— START GIVEN DATA —

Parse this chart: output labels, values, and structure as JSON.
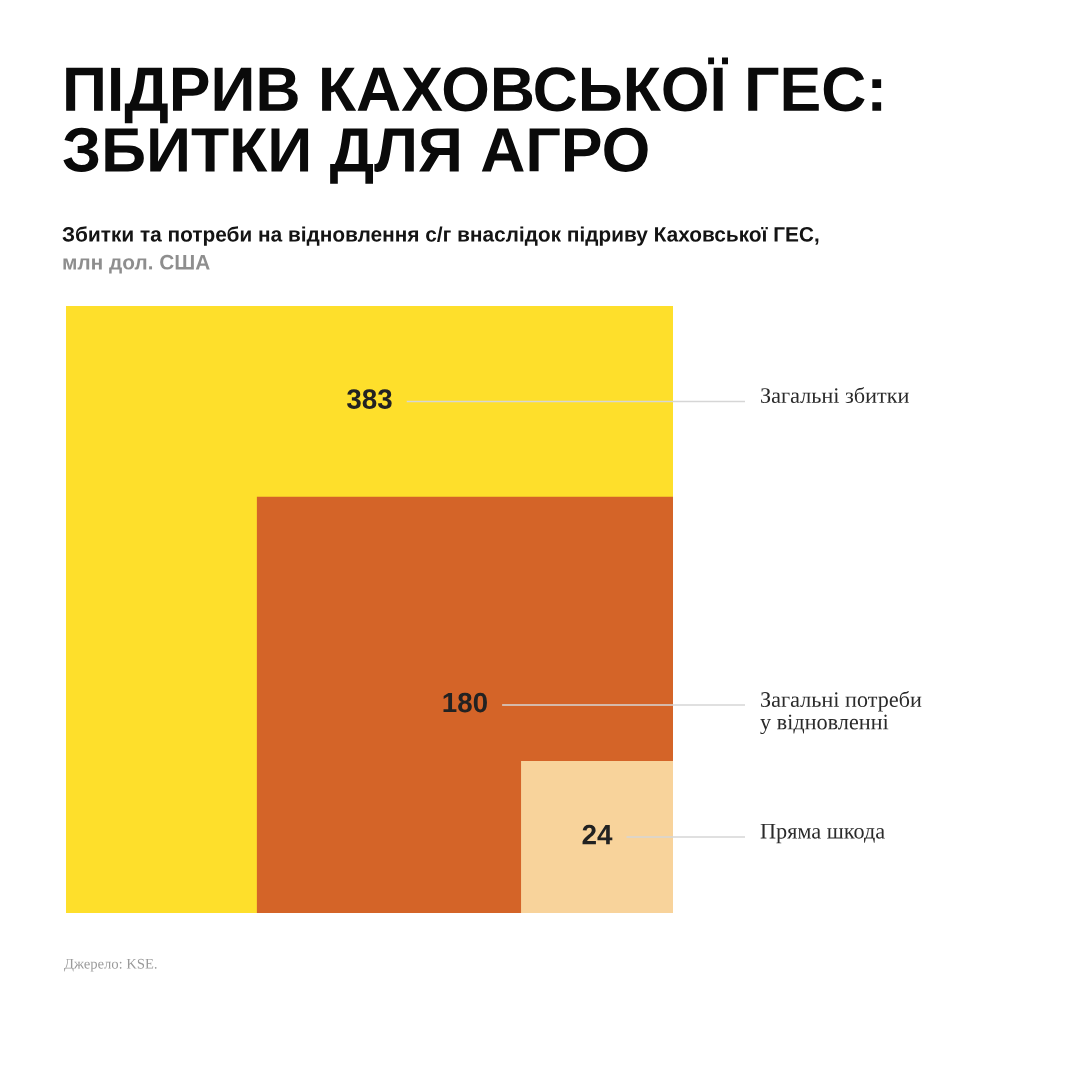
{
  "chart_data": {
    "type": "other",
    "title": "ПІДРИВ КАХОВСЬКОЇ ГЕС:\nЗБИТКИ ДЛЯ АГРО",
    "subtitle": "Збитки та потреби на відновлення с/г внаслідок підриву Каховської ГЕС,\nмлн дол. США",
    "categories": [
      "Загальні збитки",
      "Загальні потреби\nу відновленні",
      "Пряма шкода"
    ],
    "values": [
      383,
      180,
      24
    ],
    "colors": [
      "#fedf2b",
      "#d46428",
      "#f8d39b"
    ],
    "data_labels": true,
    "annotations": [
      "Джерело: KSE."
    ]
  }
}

— END GIVEN DATA —
— START GIVEN DATA —

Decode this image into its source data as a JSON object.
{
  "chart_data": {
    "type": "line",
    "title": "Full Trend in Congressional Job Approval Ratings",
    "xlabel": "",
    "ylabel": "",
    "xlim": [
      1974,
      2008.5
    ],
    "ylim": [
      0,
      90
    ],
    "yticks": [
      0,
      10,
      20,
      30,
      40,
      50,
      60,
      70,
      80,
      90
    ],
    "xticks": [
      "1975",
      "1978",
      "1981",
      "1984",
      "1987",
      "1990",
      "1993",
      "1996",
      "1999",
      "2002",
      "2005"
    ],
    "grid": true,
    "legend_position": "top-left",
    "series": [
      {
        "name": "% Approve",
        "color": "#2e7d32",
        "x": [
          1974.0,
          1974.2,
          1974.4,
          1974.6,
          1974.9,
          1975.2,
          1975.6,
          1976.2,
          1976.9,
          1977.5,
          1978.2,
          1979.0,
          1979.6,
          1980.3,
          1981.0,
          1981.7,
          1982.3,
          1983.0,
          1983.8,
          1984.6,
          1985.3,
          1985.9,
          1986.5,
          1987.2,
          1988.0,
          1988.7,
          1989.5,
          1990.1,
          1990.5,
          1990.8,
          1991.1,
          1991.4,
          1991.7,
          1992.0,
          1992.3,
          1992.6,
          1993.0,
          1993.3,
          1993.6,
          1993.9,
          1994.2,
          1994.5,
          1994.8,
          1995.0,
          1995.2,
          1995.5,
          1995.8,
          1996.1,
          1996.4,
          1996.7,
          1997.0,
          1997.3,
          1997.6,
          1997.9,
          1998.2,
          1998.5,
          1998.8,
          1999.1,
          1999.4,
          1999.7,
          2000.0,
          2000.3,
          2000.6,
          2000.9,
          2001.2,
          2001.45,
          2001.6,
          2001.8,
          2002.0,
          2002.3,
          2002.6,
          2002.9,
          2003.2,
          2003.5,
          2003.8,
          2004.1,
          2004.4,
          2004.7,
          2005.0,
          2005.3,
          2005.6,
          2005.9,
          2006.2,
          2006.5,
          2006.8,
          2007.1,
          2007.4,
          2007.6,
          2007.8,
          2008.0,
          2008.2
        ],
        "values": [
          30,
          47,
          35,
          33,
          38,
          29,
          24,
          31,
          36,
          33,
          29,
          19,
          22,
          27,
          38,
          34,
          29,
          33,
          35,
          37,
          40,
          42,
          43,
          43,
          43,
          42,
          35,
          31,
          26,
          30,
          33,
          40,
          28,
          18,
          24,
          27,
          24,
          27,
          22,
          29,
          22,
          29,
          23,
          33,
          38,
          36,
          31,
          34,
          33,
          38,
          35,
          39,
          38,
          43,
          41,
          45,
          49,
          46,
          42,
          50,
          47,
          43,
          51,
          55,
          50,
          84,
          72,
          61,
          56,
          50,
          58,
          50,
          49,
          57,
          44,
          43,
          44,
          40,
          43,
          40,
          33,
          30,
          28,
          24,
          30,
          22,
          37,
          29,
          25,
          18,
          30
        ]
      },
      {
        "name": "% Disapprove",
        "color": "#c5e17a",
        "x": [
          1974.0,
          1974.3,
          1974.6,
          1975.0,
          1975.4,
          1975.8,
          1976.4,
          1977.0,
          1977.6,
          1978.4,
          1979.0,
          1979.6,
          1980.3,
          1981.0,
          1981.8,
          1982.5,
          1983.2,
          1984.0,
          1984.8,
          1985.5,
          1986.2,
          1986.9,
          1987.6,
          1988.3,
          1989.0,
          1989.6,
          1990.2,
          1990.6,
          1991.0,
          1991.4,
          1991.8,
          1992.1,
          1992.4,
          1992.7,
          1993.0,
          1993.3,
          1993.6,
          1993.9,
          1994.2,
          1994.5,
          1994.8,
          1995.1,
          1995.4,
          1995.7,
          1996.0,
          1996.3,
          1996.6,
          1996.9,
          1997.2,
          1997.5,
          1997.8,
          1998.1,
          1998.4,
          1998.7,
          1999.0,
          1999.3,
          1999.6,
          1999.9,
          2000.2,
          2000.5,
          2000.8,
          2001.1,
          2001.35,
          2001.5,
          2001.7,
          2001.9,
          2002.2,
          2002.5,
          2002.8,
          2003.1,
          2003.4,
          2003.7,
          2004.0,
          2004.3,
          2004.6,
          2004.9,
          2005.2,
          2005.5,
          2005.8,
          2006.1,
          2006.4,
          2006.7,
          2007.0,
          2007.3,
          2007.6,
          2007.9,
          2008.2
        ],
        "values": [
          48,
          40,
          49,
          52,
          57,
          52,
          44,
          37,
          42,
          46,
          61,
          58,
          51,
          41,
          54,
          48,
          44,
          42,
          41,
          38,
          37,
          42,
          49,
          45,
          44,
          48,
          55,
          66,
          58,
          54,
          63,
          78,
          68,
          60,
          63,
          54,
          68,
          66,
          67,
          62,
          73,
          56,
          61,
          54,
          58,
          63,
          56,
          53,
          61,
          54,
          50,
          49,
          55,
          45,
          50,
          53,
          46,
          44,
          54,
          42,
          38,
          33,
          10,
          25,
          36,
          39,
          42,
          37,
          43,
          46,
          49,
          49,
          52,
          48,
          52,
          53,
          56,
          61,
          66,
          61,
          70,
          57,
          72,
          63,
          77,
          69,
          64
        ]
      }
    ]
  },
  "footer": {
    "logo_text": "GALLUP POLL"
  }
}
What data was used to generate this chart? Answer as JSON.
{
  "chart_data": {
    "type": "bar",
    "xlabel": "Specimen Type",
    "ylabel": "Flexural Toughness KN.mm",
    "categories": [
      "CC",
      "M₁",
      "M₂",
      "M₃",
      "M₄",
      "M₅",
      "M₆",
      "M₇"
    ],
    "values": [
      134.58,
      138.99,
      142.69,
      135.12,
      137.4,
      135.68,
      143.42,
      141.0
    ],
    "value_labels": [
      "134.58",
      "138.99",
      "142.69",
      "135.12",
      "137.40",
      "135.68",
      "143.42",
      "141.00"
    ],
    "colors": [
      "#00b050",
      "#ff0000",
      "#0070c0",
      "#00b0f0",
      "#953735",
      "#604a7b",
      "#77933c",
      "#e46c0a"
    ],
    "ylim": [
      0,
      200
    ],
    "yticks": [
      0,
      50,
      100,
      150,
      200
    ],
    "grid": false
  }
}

— END GIVEN DATA —
— START GIVEN DATA —

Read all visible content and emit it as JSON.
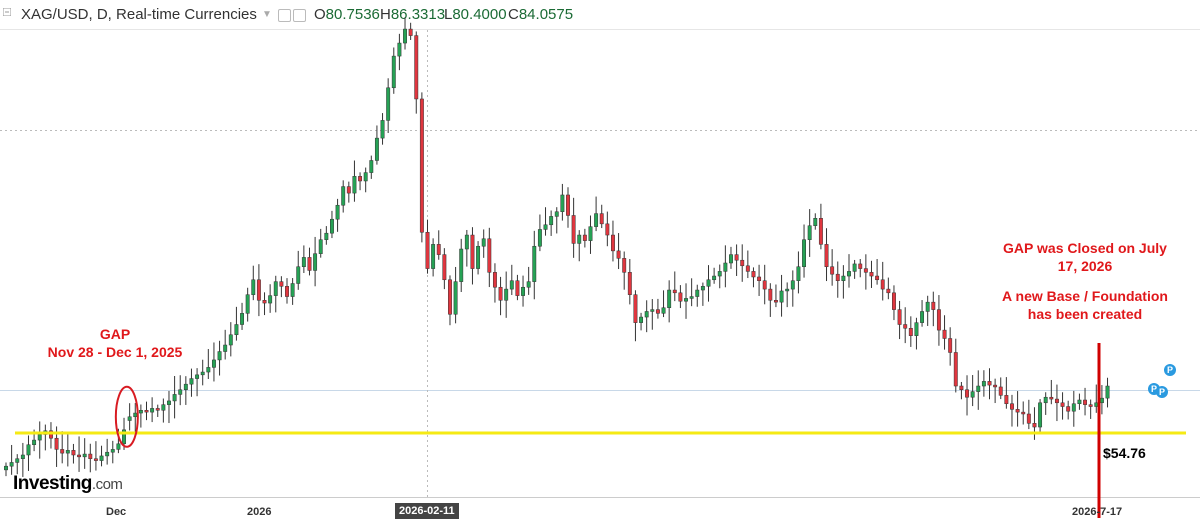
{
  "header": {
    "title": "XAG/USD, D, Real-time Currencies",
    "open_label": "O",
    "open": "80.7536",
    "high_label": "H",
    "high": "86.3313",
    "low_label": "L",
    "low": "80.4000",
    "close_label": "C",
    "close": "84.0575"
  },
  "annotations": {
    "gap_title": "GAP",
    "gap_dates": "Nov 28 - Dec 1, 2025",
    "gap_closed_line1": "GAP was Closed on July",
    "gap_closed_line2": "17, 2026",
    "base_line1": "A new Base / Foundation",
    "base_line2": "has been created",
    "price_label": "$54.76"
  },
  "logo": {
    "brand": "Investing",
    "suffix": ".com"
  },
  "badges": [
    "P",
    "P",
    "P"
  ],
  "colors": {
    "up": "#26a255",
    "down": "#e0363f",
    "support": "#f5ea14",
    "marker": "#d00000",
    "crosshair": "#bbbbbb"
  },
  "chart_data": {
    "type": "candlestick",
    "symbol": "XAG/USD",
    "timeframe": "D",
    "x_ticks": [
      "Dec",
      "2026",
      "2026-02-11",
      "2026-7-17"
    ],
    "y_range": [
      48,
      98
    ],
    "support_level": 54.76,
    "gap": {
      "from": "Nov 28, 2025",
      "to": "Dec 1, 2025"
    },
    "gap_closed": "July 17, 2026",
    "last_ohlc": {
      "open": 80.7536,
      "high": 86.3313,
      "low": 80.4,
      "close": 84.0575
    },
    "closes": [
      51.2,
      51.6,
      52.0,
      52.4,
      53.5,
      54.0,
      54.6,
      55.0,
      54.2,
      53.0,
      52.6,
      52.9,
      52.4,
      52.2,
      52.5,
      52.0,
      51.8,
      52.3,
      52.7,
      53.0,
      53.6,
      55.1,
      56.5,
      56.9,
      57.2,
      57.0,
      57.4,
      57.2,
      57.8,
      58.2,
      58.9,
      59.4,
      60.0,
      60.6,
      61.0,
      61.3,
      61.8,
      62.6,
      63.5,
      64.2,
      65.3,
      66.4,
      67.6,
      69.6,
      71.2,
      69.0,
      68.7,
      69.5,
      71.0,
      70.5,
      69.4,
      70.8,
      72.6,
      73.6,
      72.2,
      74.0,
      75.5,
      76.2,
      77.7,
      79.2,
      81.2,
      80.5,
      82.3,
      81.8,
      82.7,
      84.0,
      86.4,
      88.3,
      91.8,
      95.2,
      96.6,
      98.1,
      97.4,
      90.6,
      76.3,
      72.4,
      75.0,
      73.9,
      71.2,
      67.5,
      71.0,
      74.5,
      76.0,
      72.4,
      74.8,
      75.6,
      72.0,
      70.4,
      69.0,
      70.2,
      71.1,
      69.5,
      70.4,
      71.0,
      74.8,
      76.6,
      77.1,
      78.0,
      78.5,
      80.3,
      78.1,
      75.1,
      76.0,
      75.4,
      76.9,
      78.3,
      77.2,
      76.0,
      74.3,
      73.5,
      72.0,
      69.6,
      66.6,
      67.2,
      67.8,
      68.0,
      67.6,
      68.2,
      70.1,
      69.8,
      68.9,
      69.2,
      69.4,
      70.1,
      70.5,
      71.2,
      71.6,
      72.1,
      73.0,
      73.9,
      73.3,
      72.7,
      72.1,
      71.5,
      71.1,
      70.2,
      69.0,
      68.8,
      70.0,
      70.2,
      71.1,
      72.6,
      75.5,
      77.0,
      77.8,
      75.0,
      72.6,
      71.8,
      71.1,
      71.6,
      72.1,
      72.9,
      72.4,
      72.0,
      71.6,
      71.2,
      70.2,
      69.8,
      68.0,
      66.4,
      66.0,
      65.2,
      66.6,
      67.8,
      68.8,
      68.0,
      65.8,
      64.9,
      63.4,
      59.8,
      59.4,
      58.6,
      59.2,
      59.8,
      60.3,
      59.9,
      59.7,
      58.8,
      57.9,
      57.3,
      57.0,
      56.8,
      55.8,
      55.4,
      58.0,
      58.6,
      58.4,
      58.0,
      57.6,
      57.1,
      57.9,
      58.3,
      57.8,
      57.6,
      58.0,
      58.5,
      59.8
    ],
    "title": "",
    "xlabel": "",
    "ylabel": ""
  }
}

— END GIVEN DATA —

### STATED EXERCISE
Wherever a line in the data above holds "this", copy that line.

### FINISHED EXERCISE
Parse this chart: output labels, values, and structure as JSON.
Decode this image into its source data as a JSON object.
What data was used to generate this chart? Answer as JSON.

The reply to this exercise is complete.